Extract the complete listing and output it unchanged.

___ Data to process ___

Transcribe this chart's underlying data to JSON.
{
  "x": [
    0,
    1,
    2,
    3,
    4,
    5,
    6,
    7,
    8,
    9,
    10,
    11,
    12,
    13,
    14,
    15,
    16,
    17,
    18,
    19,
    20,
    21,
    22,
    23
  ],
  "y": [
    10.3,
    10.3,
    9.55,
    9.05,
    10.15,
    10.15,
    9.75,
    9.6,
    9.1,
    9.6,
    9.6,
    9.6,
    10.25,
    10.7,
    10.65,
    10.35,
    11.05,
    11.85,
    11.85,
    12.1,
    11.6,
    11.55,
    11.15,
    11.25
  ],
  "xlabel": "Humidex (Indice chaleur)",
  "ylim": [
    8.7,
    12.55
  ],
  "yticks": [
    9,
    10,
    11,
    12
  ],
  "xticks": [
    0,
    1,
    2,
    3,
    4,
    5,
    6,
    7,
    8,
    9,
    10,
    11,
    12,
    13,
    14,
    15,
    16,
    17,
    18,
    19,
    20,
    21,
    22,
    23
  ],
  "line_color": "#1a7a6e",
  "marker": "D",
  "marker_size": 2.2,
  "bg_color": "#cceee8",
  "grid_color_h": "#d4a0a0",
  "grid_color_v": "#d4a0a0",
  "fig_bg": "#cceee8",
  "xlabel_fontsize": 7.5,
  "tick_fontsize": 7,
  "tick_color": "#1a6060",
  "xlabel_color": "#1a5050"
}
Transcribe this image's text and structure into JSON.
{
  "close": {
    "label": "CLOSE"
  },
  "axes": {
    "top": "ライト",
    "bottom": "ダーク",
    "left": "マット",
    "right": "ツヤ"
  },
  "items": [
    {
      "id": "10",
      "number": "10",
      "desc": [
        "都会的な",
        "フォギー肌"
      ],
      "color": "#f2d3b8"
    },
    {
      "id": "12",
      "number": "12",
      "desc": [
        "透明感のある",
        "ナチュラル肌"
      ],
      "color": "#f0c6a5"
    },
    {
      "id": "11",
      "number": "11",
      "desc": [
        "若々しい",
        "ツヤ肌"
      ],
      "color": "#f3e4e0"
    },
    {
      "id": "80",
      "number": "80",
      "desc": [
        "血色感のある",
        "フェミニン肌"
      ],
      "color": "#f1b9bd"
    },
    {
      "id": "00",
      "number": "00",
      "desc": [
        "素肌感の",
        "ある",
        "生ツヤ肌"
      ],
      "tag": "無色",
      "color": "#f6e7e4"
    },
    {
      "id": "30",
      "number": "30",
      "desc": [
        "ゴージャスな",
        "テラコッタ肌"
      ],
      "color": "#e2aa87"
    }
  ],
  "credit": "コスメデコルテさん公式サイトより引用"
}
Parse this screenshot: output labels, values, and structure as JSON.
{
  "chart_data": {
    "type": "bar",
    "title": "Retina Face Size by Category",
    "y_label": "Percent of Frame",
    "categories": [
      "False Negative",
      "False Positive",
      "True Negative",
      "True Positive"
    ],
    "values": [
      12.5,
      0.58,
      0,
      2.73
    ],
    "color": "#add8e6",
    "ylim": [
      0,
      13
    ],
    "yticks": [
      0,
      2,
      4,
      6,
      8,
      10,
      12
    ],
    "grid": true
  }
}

___

Response to the task:
Transcribe this chart's underlying data to JSON.
{
  "x": [
    0,
    1,
    2,
    3,
    4,
    5,
    6,
    7,
    8,
    9,
    10,
    11,
    12,
    13,
    14,
    15,
    16,
    17,
    18,
    19,
    20,
    21,
    22,
    23
  ],
  "y": [
    10.3,
    10.3,
    9.55,
    9.05,
    10.15,
    10.15,
    9.75,
    9.6,
    9.1,
    9.6,
    9.6,
    9.6,
    10.25,
    10.7,
    10.65,
    10.35,
    11.05,
    11.85,
    11.85,
    12.1,
    11.6,
    11.55,
    11.15,
    11.25
  ],
  "xlabel": "Humidex (Indice chaleur)",
  "ylim": [
    8.7,
    12.55
  ],
  "yticks": [
    9,
    10,
    11,
    12
  ],
  "xticks": [
    0,
    1,
    2,
    3,
    4,
    5,
    6,
    7,
    8,
    9,
    10,
    11,
    12,
    13,
    14,
    15,
    16,
    17,
    18,
    19,
    20,
    21,
    22,
    23
  ],
  "line_color": "#1a7a6e",
  "marker": "D",
  "marker_size": 2.2,
  "bg_color": "#cceee8",
  "grid_color_h": "#d4a0a0",
  "grid_color_v": "#d4a0a0",
  "fig_bg": "#cceee8",
  "xlabel_fontsize": 7.5,
  "tick_fontsize": 7,
  "tick_color": "#1a6060",
  "xlabel_color": "#1a5050"
}
Transcribe this image's text and structure into JSON.
{
  "close": {
    "label": "CLOSE"
  },
  "axes": {
    "top": "ライト",
    "bottom": "ダーク",
    "left": "マット",
    "right": "ツヤ"
  },
  "items": [
    {
      "id": "10",
      "number": "10",
      "desc": [
        "都会的な",
        "フォギー肌"
      ],
      "color": "#f2d3b8"
    },
    {
      "id": "12",
      "number": "12",
      "desc": [
        "透明感のある",
        "ナチュラル肌"
      ],
      "color": "#f0c6a5"
    },
    {
      "id": "11",
      "number": "11",
      "desc": [
        "若々しい",
        "ツヤ肌"
      ],
      "color": "#f3e4e0"
    },
    {
      "id": "80",
      "number": "80",
      "desc": [
        "血色感のある",
        "フェミニン肌"
      ],
      "color": "#f1b9bd"
    },
    {
      "id": "00",
      "number": "00",
      "desc": [
        "素肌感の",
        "ある",
        "生ツヤ肌"
      ],
      "tag": "無色",
      "color": "#f6e7e4"
    },
    {
      "id": "30",
      "number": "30",
      "desc": [
        "ゴージャスな",
        "テラコッタ肌"
      ],
      "color": "#e2aa87"
    }
  ],
  "credit": "コスメデコルテさん公式サイトより引用"
}
Parse this screenshot: output labels, values, and structure as JSON.
{
  "chart_data": {
    "type": "bar",
    "title": "Retina Face Size by Category",
    "y_label": "Percent of Frame",
    "categories": [
      "False Negative",
      "False Positive",
      "True Negative",
      "True Positive"
    ],
    "values": [
      12.5,
      0.58,
      0,
      2.73
    ],
    "color": "#add8e6",
    "ylim": [
      0,
      13
    ],
    "yticks": [
      0,
      2,
      4,
      6,
      8,
      10,
      12
    ],
    "grid": true
  }
}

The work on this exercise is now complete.